* Article:
________________________

Paintings as the showcase of Polish history:
The works of the “Lukians” at the World’s Fair in New York
Andrzej Nowak
In 1938 Poland was celebrating its 20th anniversary of having regained national independence after more than a century of captivity (1795-1918).
A lot, an amazing lot, had been done during those twenty years of Poland’s Second Republic, and the plans still being implemented then were even more ambitious.
The foundation for economic development was laid in 1924 by the introduction of a strong, stable currency – the Polish złoty. The work of the then prime minister, Władysław Grabski, based on the holdings and precious metal reserves of the Bank of Poland launched that same year, proved a lasting accomplishment. An even greater reason for pride in the Second Republic was the city of Gdynia: on the site of a small fishing village was built the largest port on the Baltic Sea – indeed, the most modern one in all of interwar Europe. In 1933, in pursuit of economic independence from Germany, Poland succeeded in connecting the port of Gdynia with the mines and smelters of Śląsk (Silesia) via a nearly 500km-long coal railway built in record time. Even more quickly, for within just two years, the most ambitious economic project of the Second Republic was carried out – namely, the Central Industrial District (COP being the Polish acronym). Announced in February 1937 by Deputy Prime Minister Eugeniusz Kwiatkowski, the COP was to create an economic “security triangle” for Poland in the uplands of the San and Vistula rivers, and at the same time to solve the problem of unemployment in that agricultural region. The COP’s main investments included: an ironworks and armament factory in Stalowa Wola; an ammunition factory in Kraśnik; aircraft construction in Mielec; machine tools and aircraft engines in Rzeszów; synthetic rubber in Dębica; power plants in Rożnów, Myczkowce, Stalowa Wola, and Mościska; and weapon factories in Radom, Sanok, and Starachowice. Over 100,000 people found employment in COP enterprises. The state-of-the-art “Sokół” (Hawk) motorcycles, and the modern PZL-37 “Łoś” (Moose) bombers manufactured in 1938 by the Aviation Works in Okęcie near Warsaw displayed the growing capabilities of Polish industry. Poland’s Second Republic had achievements that it could boast of.
Another reason for pride, however, was also, and perhaps above all, the great heritage upon which the Second Republic consciously drew. This heritage was created by the more than eight preceding centuries of the independent political and cultural community of Poles, a community which from 966 – through the baptism of Mieszko I – was joined to the wider community of Christian Europe. Nonetheless, in the late 18th century the Polish state – the Rzeczpospolita, as it is called in Polish – was brutally torn apart by Russia, Prussia, and Austria. The struggle to resurrect the Rzeczpospolita (or: Commonwealth) was crowned in 1918, and that fight against imperial violence on behalf of national independence and the right to a free existence adds yet another ever so important element of Polish historical identity.
During the jubilee year of celebrating the 20th anniversary of Independence, Poland’s Ministry of Foreign Affairs under the direction of Józef Beck made a decision to participate in the upcoming World’s Fair in New York in order to present Poland’s modern technological achievements and the great historical achievements of the country. Begun in 1851 with the famous Exhibition in London, the World’s Fair was the most important forum for the global promotion of what today we could call the national brand. The Polish government wanted to make the most of the opportunity that the New York exhibition offered.

________________________

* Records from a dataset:
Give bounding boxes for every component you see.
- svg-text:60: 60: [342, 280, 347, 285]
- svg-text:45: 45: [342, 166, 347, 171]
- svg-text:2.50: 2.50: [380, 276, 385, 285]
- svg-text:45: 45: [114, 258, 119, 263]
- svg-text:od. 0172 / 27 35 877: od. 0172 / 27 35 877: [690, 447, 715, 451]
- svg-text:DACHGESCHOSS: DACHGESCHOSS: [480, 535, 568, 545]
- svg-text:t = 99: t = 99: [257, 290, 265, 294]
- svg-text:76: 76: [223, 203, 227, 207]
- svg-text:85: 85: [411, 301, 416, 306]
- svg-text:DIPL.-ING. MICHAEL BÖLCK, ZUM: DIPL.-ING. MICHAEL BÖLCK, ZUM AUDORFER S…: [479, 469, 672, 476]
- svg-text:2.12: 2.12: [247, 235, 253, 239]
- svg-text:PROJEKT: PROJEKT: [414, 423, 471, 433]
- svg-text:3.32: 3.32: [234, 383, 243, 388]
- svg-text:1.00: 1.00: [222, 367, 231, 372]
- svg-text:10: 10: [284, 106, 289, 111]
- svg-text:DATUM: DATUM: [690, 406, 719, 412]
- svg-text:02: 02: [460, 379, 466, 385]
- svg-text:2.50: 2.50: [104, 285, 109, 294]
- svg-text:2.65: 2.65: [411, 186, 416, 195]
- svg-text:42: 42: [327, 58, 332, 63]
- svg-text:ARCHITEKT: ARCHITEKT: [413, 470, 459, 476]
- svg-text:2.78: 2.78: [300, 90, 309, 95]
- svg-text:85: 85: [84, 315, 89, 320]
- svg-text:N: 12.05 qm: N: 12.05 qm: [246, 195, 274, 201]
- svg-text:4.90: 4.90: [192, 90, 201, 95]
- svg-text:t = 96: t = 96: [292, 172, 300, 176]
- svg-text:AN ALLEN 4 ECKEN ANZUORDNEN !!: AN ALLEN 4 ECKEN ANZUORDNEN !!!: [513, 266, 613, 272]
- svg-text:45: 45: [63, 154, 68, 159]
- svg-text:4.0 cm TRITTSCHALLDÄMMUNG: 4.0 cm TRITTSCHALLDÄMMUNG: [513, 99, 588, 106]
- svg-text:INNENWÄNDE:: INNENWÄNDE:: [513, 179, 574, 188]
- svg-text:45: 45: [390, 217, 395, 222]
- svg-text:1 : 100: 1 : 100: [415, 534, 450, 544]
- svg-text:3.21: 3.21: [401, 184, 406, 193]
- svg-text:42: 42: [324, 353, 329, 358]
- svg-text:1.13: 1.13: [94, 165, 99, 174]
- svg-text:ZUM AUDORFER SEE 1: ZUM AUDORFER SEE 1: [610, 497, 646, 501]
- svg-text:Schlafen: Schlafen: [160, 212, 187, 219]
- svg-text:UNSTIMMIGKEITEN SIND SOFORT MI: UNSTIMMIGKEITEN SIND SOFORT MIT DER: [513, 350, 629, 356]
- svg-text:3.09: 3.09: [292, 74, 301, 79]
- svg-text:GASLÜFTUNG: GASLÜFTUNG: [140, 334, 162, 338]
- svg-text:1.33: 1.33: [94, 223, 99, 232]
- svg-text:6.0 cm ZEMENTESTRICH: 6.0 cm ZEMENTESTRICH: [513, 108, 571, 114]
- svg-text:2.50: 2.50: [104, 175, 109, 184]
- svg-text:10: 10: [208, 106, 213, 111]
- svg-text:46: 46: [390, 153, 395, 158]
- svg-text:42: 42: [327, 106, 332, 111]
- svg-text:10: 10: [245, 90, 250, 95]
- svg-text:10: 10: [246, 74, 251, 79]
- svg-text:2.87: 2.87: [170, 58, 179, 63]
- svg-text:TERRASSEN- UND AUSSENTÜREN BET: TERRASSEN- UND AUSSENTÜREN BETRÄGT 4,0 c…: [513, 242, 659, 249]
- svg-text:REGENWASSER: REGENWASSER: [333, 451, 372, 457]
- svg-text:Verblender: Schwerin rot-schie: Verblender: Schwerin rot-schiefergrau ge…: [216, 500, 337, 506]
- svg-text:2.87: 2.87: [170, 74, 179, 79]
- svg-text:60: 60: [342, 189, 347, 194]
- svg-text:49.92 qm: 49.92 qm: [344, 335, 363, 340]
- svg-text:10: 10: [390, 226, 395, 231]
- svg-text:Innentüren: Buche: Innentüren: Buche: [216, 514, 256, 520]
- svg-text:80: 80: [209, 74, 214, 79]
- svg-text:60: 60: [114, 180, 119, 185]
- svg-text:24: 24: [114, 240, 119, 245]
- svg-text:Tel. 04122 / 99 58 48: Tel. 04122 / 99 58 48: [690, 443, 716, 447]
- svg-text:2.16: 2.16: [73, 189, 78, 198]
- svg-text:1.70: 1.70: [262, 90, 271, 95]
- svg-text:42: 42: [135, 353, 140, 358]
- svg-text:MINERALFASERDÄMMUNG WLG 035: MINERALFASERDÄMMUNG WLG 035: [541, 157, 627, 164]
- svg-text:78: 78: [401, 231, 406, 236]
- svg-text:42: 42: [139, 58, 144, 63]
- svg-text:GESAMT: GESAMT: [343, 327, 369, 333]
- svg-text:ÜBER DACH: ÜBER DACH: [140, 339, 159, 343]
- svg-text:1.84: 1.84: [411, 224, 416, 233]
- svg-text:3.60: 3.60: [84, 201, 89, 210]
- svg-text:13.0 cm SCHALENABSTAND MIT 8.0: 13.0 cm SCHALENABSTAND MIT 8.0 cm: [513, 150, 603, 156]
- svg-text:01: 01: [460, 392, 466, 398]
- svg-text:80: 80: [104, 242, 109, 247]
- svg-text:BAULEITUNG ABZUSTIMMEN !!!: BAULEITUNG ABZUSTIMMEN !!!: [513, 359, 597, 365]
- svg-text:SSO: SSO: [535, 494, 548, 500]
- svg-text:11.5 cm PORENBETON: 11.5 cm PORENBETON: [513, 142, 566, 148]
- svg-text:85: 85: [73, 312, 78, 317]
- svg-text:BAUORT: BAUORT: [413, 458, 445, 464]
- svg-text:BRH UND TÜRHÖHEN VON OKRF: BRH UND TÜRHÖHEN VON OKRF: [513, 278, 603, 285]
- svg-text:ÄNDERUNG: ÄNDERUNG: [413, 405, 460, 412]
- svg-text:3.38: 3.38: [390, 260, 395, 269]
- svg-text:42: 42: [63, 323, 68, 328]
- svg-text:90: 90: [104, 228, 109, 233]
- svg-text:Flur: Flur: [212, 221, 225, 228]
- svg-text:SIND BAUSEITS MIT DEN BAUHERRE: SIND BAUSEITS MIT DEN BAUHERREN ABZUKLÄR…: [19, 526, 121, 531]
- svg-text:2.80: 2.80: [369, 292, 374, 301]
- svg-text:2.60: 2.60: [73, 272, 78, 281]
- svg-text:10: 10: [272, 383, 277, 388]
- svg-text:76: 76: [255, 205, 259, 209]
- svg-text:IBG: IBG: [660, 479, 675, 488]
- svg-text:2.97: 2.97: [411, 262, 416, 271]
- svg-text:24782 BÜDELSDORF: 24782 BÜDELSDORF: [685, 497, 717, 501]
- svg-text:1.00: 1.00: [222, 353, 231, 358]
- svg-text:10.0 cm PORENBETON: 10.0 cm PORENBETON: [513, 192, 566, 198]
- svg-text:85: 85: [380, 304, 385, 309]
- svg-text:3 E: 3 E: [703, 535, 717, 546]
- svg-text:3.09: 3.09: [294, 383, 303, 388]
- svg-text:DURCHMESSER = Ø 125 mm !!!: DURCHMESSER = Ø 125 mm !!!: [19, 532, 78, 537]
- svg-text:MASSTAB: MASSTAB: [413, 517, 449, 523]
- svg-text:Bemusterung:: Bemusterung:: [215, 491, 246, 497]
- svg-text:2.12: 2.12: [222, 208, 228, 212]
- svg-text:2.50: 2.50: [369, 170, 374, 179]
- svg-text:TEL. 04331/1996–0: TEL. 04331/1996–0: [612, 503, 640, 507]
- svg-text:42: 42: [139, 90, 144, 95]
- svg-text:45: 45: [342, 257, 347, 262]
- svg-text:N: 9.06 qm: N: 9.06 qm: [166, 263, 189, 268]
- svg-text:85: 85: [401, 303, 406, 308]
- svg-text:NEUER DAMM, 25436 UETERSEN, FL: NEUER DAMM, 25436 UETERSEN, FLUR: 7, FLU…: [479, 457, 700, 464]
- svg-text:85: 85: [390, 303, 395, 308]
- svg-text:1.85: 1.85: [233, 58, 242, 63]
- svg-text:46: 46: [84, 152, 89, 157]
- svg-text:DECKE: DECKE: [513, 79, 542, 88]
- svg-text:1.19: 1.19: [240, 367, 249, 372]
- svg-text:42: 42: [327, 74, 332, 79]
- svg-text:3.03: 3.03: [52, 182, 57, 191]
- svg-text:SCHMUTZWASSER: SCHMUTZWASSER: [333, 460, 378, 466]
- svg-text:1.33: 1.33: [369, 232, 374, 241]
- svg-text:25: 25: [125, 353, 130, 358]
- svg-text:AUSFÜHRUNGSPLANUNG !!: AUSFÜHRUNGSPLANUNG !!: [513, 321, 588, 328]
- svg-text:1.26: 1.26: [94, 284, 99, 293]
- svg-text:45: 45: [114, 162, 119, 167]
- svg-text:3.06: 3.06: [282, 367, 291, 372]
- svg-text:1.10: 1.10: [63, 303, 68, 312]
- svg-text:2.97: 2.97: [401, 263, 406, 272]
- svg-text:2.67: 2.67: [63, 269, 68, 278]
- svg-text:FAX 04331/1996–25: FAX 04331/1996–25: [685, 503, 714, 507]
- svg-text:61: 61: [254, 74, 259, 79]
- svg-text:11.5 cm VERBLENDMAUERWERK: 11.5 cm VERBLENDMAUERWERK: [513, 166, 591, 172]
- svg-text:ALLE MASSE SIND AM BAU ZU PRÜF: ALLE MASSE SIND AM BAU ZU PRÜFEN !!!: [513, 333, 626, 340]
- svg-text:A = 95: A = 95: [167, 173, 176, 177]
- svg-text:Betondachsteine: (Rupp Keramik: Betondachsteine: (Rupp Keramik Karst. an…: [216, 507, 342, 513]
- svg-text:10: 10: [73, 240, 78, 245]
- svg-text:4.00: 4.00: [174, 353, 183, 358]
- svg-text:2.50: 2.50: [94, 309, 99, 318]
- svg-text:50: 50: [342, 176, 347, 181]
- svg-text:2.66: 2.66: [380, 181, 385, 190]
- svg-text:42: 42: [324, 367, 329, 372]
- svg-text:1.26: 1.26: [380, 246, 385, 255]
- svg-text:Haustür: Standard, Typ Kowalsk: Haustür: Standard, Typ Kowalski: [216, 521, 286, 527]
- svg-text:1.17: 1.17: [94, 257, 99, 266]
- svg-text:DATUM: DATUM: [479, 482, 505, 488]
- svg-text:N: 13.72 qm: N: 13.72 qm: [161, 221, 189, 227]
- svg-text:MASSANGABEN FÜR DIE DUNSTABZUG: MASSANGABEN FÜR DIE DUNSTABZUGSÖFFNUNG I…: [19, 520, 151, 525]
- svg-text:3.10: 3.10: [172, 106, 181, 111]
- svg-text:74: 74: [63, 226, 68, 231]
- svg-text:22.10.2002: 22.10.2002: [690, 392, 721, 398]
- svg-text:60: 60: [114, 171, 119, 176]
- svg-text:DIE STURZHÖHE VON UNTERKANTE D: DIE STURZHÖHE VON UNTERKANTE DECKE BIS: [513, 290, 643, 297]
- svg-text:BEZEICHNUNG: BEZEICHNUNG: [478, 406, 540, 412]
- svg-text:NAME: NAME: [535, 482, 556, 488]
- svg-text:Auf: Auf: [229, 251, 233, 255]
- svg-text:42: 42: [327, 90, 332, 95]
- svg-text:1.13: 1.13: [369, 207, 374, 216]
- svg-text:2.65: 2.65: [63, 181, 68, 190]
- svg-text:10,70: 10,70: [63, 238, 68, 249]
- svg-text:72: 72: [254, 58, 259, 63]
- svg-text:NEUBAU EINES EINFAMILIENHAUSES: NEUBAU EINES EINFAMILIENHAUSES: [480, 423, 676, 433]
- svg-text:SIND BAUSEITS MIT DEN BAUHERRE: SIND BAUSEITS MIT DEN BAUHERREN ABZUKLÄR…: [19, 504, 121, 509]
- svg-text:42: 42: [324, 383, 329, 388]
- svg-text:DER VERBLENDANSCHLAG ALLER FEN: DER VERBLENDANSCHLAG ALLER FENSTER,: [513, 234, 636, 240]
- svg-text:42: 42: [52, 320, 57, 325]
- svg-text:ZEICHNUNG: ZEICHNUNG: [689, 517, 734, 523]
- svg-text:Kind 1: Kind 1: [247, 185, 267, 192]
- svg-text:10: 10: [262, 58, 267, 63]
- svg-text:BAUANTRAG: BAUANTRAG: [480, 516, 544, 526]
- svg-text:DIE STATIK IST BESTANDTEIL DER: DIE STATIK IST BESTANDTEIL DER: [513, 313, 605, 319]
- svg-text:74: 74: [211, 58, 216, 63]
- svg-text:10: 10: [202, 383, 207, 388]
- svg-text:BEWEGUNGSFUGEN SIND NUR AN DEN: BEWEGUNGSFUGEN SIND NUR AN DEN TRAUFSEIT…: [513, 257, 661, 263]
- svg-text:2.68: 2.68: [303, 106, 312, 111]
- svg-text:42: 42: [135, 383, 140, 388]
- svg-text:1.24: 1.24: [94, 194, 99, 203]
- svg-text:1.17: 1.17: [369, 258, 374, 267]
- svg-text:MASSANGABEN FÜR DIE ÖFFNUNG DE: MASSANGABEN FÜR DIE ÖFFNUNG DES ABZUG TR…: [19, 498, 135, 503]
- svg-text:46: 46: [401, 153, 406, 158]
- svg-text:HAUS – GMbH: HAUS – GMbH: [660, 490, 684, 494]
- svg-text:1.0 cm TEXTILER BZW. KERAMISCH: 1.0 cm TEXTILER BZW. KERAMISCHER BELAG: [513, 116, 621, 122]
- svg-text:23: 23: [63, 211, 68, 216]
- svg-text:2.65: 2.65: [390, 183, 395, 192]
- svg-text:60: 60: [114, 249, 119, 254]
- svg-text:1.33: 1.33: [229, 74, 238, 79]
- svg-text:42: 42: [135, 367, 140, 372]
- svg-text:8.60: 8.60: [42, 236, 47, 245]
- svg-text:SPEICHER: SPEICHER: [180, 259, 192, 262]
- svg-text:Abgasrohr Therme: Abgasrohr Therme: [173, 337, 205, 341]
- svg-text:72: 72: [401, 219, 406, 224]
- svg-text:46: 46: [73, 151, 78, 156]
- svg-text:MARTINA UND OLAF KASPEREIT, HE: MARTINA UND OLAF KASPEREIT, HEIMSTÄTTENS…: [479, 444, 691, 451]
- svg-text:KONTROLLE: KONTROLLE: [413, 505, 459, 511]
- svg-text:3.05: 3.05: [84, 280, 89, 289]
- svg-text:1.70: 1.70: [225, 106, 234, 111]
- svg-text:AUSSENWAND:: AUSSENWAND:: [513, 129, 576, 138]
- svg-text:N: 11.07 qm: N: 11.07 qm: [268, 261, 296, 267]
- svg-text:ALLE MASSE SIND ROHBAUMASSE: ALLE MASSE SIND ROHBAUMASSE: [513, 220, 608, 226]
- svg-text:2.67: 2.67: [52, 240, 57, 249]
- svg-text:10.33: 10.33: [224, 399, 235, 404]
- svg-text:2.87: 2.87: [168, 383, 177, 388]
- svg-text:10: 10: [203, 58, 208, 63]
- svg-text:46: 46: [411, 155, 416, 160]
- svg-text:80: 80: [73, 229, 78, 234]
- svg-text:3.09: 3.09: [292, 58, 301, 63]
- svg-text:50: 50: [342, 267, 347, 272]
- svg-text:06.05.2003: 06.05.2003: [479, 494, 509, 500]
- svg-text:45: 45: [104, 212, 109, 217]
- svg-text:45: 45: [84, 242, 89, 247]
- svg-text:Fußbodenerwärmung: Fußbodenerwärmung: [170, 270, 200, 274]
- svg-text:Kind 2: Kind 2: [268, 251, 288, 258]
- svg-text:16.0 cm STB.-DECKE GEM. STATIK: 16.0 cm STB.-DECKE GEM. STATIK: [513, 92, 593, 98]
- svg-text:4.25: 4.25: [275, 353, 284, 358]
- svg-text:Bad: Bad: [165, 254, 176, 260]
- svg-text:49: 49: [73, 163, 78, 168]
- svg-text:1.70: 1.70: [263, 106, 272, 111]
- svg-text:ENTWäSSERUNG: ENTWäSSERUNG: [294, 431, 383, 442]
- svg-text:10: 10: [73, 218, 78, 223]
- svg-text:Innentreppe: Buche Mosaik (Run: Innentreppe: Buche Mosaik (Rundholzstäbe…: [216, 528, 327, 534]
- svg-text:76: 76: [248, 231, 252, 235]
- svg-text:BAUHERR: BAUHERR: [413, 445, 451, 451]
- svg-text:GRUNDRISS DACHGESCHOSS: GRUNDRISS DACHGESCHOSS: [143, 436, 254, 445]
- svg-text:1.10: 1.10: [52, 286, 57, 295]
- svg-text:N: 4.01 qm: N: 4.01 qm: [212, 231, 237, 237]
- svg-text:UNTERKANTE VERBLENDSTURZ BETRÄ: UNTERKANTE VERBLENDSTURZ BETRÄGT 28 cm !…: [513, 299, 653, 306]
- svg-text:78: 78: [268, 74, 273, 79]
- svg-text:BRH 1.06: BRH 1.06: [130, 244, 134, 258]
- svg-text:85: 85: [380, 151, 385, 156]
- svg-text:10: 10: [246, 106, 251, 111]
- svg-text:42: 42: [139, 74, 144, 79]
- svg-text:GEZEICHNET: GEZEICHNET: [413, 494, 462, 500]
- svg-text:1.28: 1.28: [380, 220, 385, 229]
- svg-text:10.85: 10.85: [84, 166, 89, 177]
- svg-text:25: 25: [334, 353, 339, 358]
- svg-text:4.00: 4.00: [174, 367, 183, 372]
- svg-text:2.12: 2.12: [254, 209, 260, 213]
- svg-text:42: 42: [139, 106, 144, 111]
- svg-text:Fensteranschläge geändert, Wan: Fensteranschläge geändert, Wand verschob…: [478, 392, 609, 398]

________________________

* Problems to work on:
1: According to the article, in what year was the Polish złoty introduced?
2: Set down the part of the dataset rows that opens with the first line of those rows and closes with the line containing "- svg-text:85: 85: [411, 301, 416, 306]", including both ends.
The article and the rows have no connection to each other.

* Solutions for each task:
1: 1924

2:
Give bounding boxes for every component you see.
- svg-text:60: 60: [342, 280, 347, 285]
- svg-text:45: 45: [342, 166, 347, 171]
- svg-text:2.50: 2.50: [380, 276, 385, 285]
- svg-text:45: 45: [114, 258, 119, 263]
- svg-text:od. 0172 / 27 35 877: od. 0172 / 27 35 877: [690, 447, 715, 451]
- svg-text:DACHGESCHOSS: DACHGESCHOSS: [480, 535, 568, 545]
- svg-text:t = 99: t = 99: [257, 290, 265, 294]
- svg-text:76: 76: [223, 203, 227, 207]
- svg-text:85: 85: [411, 301, 416, 306]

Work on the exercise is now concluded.